### Aim
Sift the material for lines containing "detached", and return them.

### Supplied data
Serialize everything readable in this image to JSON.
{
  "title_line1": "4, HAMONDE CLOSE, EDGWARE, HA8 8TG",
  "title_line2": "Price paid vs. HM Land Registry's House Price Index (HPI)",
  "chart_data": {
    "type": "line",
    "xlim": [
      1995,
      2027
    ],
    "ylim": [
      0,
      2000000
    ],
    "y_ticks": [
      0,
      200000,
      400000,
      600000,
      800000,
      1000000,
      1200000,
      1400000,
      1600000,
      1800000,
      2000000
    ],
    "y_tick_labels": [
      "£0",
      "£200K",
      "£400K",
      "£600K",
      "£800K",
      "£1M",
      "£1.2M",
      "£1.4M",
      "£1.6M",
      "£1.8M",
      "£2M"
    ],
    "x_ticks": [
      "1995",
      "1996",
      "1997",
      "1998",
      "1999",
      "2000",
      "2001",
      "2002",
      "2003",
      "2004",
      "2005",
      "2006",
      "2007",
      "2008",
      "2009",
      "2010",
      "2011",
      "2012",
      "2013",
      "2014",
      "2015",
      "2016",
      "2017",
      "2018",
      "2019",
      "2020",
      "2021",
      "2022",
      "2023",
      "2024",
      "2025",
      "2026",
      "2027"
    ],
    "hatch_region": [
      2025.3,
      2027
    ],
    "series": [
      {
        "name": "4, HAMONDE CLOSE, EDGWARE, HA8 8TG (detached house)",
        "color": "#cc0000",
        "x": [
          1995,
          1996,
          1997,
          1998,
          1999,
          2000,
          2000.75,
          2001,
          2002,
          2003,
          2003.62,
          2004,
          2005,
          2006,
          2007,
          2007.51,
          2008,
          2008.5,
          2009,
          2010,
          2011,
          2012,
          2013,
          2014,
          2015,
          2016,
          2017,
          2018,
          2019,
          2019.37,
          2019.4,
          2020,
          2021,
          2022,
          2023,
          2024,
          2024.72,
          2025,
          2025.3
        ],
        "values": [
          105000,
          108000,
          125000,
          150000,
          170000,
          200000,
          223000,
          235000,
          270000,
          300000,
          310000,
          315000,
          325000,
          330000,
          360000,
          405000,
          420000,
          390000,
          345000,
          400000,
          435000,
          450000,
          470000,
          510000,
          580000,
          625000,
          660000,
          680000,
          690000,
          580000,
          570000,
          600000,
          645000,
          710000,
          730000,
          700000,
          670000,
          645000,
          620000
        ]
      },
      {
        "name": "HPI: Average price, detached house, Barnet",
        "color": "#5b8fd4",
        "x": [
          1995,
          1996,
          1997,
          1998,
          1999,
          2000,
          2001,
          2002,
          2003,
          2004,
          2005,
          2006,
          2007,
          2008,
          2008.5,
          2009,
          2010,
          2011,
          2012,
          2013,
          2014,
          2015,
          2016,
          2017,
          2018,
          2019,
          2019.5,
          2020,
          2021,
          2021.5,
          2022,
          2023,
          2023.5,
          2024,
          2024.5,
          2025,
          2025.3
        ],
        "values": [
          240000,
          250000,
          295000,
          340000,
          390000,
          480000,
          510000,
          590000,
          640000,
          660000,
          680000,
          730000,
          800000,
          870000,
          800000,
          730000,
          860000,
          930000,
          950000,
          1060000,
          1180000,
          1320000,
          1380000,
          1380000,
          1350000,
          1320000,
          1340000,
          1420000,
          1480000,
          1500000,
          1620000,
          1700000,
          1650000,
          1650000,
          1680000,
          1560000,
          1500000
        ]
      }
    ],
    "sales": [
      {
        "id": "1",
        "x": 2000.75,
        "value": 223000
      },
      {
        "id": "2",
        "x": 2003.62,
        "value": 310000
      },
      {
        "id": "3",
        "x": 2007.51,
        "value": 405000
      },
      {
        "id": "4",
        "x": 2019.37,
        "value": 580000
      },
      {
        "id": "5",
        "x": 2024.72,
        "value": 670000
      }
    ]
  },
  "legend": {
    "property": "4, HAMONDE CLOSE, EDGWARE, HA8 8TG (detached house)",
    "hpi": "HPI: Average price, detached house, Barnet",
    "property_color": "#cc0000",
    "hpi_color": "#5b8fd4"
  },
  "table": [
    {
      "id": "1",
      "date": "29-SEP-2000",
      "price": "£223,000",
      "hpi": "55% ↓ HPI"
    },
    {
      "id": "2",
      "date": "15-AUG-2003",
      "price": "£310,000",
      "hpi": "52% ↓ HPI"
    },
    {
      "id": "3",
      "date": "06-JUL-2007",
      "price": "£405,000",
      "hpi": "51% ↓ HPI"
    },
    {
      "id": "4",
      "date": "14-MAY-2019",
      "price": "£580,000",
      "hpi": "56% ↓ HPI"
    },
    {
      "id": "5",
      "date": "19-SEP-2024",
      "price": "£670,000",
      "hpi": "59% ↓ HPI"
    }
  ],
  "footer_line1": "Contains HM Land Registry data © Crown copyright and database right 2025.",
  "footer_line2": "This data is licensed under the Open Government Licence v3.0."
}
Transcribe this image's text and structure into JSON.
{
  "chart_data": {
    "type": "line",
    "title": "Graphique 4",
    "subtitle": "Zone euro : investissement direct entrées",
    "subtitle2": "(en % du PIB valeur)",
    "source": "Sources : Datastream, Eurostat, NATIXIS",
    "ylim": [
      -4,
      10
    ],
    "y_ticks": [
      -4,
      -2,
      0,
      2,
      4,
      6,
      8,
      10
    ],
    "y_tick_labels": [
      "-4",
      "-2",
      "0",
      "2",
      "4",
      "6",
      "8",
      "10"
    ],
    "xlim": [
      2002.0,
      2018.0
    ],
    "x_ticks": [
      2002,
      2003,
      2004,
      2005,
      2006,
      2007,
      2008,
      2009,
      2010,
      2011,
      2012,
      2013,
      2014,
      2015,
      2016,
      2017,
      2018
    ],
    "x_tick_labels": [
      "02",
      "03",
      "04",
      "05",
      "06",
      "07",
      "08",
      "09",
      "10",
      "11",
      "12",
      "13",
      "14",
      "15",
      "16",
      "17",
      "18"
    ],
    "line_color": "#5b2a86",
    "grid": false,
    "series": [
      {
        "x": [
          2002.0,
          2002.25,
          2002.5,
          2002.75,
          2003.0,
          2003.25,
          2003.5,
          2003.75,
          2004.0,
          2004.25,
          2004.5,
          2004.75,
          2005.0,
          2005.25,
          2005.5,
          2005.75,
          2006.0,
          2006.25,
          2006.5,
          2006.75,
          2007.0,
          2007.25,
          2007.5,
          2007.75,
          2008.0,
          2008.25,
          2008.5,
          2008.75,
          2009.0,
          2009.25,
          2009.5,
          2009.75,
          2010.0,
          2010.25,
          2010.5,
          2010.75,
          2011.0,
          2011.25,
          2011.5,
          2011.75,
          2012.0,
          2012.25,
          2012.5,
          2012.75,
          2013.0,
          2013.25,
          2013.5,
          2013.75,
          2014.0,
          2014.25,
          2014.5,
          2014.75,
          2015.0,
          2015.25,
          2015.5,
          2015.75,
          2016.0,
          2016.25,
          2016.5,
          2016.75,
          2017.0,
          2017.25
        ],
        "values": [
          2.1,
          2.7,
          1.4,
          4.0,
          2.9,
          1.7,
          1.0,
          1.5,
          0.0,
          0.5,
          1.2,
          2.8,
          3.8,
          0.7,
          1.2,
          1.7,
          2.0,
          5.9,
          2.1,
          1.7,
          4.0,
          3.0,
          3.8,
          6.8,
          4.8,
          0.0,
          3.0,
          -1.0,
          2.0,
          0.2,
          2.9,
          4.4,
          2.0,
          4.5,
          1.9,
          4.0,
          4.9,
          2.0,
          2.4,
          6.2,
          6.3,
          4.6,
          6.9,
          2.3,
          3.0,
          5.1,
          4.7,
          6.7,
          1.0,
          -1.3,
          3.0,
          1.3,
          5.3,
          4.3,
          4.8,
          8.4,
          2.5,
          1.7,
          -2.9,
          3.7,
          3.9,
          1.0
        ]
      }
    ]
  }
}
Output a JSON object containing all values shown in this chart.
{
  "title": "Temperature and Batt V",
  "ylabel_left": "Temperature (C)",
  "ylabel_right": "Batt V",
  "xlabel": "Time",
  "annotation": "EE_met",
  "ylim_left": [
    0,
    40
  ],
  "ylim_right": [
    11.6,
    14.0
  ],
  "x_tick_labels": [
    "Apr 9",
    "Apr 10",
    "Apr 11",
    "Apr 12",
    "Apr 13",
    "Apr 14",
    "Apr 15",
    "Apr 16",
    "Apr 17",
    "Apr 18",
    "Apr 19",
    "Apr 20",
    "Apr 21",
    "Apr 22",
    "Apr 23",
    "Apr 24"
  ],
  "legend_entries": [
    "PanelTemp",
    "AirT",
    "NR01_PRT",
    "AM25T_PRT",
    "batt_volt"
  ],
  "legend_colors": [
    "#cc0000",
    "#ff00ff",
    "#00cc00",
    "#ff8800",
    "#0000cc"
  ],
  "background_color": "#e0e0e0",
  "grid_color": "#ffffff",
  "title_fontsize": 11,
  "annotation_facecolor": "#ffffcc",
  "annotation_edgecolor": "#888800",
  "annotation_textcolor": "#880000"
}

### Task result
        "name": "4, HAMONDE CLOSE, EDGWARE, HA8 8TG (detached house)",
        "name": "HPI: Average price, detached house, Barnet",
    "property": "4, HAMONDE CLOSE, EDGWARE, HA8 8TG (detached house)",
    "hpi": "HPI: Average price, detached house, Barnet",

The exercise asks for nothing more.